-- Task material --

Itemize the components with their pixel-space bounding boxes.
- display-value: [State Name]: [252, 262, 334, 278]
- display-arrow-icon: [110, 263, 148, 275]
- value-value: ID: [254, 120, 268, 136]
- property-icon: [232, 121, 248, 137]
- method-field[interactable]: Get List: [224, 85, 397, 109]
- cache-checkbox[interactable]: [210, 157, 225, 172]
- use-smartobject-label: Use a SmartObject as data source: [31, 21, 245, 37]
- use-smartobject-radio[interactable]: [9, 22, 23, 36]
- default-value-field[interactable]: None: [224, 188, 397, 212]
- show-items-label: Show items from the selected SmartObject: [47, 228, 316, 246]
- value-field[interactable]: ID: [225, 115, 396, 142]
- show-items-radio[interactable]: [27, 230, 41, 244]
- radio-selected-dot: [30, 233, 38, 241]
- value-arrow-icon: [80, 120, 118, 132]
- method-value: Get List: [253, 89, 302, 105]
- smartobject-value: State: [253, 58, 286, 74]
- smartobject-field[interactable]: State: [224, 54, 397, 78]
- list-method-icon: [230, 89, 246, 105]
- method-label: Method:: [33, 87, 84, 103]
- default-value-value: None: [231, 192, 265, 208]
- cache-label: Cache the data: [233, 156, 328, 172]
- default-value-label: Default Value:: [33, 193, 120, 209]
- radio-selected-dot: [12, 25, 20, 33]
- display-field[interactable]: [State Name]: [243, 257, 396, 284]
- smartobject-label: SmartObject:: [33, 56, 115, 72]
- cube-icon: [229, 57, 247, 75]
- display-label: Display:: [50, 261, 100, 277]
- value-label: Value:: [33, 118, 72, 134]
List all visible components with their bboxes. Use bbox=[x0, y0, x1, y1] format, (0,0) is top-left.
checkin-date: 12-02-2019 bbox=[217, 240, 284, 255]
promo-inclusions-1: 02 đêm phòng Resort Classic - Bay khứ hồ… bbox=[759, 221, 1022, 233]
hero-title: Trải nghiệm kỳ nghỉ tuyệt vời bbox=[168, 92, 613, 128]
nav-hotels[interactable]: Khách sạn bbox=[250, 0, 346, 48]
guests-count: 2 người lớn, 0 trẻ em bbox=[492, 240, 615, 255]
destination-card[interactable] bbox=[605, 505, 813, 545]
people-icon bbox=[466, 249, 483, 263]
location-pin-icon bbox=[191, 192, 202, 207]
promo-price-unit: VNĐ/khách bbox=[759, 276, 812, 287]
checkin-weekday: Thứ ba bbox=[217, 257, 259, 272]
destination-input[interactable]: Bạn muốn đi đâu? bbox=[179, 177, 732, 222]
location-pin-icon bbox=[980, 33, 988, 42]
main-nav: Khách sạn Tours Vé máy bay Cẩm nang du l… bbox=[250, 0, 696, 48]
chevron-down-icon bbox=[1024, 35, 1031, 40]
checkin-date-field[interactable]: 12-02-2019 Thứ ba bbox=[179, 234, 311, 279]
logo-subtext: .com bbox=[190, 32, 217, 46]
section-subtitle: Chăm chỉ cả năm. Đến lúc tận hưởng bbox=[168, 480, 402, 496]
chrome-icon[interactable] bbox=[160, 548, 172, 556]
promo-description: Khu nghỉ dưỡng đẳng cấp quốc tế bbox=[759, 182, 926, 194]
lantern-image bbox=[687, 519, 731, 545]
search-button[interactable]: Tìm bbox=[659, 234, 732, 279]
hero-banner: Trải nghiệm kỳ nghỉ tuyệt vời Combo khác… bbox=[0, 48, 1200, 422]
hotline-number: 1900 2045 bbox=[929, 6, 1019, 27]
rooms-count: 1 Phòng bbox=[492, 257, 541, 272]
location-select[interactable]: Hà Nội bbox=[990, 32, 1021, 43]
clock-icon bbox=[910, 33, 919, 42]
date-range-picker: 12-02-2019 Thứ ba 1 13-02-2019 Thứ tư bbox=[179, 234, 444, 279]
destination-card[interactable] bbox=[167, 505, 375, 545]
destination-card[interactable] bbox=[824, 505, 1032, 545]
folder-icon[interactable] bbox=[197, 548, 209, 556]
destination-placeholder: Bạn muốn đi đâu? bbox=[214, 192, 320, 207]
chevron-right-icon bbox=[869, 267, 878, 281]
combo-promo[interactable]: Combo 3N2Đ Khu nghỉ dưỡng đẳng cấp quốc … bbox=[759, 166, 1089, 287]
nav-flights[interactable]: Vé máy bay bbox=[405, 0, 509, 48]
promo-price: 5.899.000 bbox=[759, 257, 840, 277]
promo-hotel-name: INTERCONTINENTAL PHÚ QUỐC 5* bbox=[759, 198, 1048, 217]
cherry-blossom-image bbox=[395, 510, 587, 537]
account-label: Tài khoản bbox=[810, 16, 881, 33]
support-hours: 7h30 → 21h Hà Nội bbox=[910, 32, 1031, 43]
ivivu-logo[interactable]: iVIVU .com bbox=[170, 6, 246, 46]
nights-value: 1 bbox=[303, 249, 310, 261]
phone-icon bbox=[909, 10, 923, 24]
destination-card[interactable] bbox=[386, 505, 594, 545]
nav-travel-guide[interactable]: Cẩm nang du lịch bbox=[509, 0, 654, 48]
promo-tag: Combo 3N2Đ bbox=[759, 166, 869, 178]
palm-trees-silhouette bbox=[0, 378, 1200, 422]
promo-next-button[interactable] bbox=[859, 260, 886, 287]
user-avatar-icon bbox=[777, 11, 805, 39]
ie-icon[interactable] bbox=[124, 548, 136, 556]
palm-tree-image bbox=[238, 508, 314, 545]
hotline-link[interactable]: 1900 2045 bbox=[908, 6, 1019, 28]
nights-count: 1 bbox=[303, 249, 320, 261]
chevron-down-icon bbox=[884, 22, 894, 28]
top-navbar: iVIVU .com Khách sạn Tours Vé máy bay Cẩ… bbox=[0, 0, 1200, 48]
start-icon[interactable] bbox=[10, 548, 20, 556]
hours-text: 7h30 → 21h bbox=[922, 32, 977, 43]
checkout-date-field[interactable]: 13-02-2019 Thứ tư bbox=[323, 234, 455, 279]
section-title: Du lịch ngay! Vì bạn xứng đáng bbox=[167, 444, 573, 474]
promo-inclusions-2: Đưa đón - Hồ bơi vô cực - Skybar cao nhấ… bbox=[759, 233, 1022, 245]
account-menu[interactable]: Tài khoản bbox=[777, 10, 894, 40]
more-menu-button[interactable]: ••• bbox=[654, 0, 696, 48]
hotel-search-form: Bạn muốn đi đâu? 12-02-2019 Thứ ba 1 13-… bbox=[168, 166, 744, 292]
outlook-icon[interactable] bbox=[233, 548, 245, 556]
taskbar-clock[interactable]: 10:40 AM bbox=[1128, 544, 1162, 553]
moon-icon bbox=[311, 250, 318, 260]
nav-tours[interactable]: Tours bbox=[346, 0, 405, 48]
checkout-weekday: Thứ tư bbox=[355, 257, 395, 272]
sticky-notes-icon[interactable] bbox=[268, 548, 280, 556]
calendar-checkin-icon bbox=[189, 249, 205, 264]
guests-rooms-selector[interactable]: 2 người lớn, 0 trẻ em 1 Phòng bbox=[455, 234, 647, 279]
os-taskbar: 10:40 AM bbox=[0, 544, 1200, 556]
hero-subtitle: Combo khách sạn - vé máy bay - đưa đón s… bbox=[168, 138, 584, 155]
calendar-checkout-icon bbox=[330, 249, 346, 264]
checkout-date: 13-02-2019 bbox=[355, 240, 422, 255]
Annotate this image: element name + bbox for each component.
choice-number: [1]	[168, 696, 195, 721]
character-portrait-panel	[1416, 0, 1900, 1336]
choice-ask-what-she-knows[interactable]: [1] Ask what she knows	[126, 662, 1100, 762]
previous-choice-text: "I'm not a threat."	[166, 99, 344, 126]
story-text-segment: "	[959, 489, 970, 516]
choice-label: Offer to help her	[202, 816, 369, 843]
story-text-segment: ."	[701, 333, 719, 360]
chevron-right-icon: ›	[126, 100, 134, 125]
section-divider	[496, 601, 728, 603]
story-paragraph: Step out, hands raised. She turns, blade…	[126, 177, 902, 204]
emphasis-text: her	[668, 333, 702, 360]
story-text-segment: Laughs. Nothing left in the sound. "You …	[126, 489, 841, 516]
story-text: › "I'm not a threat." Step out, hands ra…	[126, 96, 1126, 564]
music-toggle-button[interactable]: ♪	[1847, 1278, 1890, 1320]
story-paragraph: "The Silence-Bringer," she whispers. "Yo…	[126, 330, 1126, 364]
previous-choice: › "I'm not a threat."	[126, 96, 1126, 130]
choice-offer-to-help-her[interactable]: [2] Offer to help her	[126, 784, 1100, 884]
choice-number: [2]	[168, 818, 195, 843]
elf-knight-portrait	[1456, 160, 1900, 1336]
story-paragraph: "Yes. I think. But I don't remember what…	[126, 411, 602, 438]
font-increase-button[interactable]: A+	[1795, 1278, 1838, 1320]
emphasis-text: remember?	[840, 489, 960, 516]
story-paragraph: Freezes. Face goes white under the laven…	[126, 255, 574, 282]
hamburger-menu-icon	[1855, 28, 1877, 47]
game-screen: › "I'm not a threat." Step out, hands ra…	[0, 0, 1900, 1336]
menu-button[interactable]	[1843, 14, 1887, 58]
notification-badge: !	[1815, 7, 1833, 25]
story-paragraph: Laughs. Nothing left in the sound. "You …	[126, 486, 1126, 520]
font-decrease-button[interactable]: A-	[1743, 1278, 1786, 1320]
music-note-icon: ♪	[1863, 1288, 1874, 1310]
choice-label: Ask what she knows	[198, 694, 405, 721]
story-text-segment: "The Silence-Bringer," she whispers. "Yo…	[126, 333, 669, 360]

-- Exercise directions --
Pick out every line of the listing that contains the word "threat".

-- Finished exercise --
previous-choice-text: "I'm not a threat."	[166, 99, 344, 126]
story-text: › "I'm not a threat." Step out, hands ra…	[126, 96, 1126, 564]
previous-choice: › "I'm not a threat."	[126, 96, 1126, 130]
game-screen: › "I'm not a threat." Step out, hands ra…	[0, 0, 1900, 1336]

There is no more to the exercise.